TASK BRIEF:
Could you extract every entry below and reproduce it exactly?

==== ENTRIES SHOWN ====

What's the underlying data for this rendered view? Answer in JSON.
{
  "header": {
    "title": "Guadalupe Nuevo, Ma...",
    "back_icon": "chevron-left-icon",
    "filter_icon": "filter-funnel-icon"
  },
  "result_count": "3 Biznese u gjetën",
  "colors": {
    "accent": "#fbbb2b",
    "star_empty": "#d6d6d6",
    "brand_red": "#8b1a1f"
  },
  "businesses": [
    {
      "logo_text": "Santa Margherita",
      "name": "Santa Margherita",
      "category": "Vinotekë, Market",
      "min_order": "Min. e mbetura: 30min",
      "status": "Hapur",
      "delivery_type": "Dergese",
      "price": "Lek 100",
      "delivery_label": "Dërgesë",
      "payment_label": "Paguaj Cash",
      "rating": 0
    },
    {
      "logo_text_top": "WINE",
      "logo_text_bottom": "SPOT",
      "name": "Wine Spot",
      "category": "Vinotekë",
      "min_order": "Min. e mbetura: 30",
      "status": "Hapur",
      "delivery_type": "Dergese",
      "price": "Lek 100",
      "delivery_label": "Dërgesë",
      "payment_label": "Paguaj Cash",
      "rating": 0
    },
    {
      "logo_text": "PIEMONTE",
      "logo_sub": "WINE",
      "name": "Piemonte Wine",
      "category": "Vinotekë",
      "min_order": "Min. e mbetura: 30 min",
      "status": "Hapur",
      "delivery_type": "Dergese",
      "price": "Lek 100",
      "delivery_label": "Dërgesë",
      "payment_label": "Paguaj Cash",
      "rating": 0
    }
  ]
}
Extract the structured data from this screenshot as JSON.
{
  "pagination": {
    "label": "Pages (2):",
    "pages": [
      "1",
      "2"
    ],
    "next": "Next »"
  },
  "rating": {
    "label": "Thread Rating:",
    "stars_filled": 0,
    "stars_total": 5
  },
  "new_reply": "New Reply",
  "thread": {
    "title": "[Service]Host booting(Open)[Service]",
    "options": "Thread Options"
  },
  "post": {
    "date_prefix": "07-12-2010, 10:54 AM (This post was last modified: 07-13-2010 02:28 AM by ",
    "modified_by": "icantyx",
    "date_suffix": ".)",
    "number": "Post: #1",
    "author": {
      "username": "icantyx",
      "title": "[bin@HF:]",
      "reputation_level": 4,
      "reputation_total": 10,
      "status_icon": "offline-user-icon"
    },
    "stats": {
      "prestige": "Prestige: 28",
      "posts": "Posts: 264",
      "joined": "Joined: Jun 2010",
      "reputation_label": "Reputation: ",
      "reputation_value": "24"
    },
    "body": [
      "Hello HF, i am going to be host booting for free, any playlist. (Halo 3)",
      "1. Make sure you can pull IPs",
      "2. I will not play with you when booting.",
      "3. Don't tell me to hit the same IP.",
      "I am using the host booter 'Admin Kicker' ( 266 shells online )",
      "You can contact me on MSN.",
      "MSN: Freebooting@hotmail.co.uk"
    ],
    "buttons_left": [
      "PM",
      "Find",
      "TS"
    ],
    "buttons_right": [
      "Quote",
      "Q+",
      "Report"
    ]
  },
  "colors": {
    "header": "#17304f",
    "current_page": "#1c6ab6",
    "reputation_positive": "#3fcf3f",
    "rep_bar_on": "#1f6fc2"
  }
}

====

OUTPUT FOR THIS EXERCISE:
What's the underlying data for this rendered view? Answer in JSON.
{
  "header": {
    "title": "Guadalupe Nuevo, Ma...",
    "back_icon": "chevron-left-icon",
    "filter_icon": "filter-funnel-icon"
  },
  "result_count": "3 Biznese u gjetën",
  "colors": {
    "accent": "#fbbb2b",
    "star_empty": "#d6d6d6",
    "brand_red": "#8b1a1f"
  },
  "businesses": [
    {
      "logo_text": "Santa Margherita",
      "name": "Santa Margherita",
      "category": "Vinotekë, Market",
      "min_order": "Min. e mbetura: 30min",
      "status": "Hapur",
      "delivery_type": "Dergese",
      "price": "Lek 100",
      "delivery_label": "Dërgesë",
      "payment_label": "Paguaj Cash",
      "rating": 0
    },
    {
      "logo_text_top": "WINE",
      "logo_text_bottom": "SPOT",
      "name": "Wine Spot",
      "category": "Vinotekë",
      "min_order": "Min. e mbetura: 30",
      "status": "Hapur",
      "delivery_type": "Dergese",
      "price": "Lek 100",
      "delivery_label": "Dërgesë",
      "payment_label": "Paguaj Cash",
      "rating": 0
    },
    {
      "logo_text": "PIEMONTE",
      "logo_sub": "WINE",
      "name": "Piemonte Wine",
      "category": "Vinotekë",
      "min_order": "Min. e mbetura: 30 min",
      "status": "Hapur",
      "delivery_type": "Dergese",
      "price": "Lek 100",
      "delivery_label": "Dërgesë",
      "payment_label": "Paguaj Cash",
      "rating": 0
    }
  ]
}
Extract the structured data from this screenshot as JSON.
{
  "pagination": {
    "label": "Pages (2):",
    "pages": [
      "1",
      "2"
    ],
    "next": "Next »"
  },
  "rating": {
    "label": "Thread Rating:",
    "stars_filled": 0,
    "stars_total": 5
  },
  "new_reply": "New Reply",
  "thread": {
    "title": "[Service]Host booting(Open)[Service]",
    "options": "Thread Options"
  },
  "post": {
    "date_prefix": "07-12-2010, 10:54 AM (This post was last modified: 07-13-2010 02:28 AM by ",
    "modified_by": "icantyx",
    "date_suffix": ".)",
    "number": "Post: #1",
    "author": {
      "username": "icantyx",
      "title": "[bin@HF:]",
      "reputation_level": 4,
      "reputation_total": 10,
      "status_icon": "offline-user-icon"
    },
    "stats": {
      "prestige": "Prestige: 28",
      "posts": "Posts: 264",
      "joined": "Joined: Jun 2010",
      "reputation_label": "Reputation: ",
      "reputation_value": "24"
    },
    "body": [
      "Hello HF, i am going to be host booting for free, any playlist. (Halo 3)",
      "1. Make sure you can pull IPs",
      "2. I will not play with you when booting.",
      "3. Don't tell me to hit the same IP.",
      "I am using the host booter 'Admin Kicker' ( 266 shells online )",
      "You can contact me on MSN.",
      "MSN: Freebooting@hotmail.co.uk"
    ],
    "buttons_left": [
      "PM",
      "Find",
      "TS"
    ],
    "buttons_right": [
      "Quote",
      "Q+",
      "Report"
    ]
  },
  "colors": {
    "header": "#17304f",
    "current_page": "#1c6ab6",
    "reputation_positive": "#3fcf3f",
    "rep_bar_on": "#1f6fc2"
  }
}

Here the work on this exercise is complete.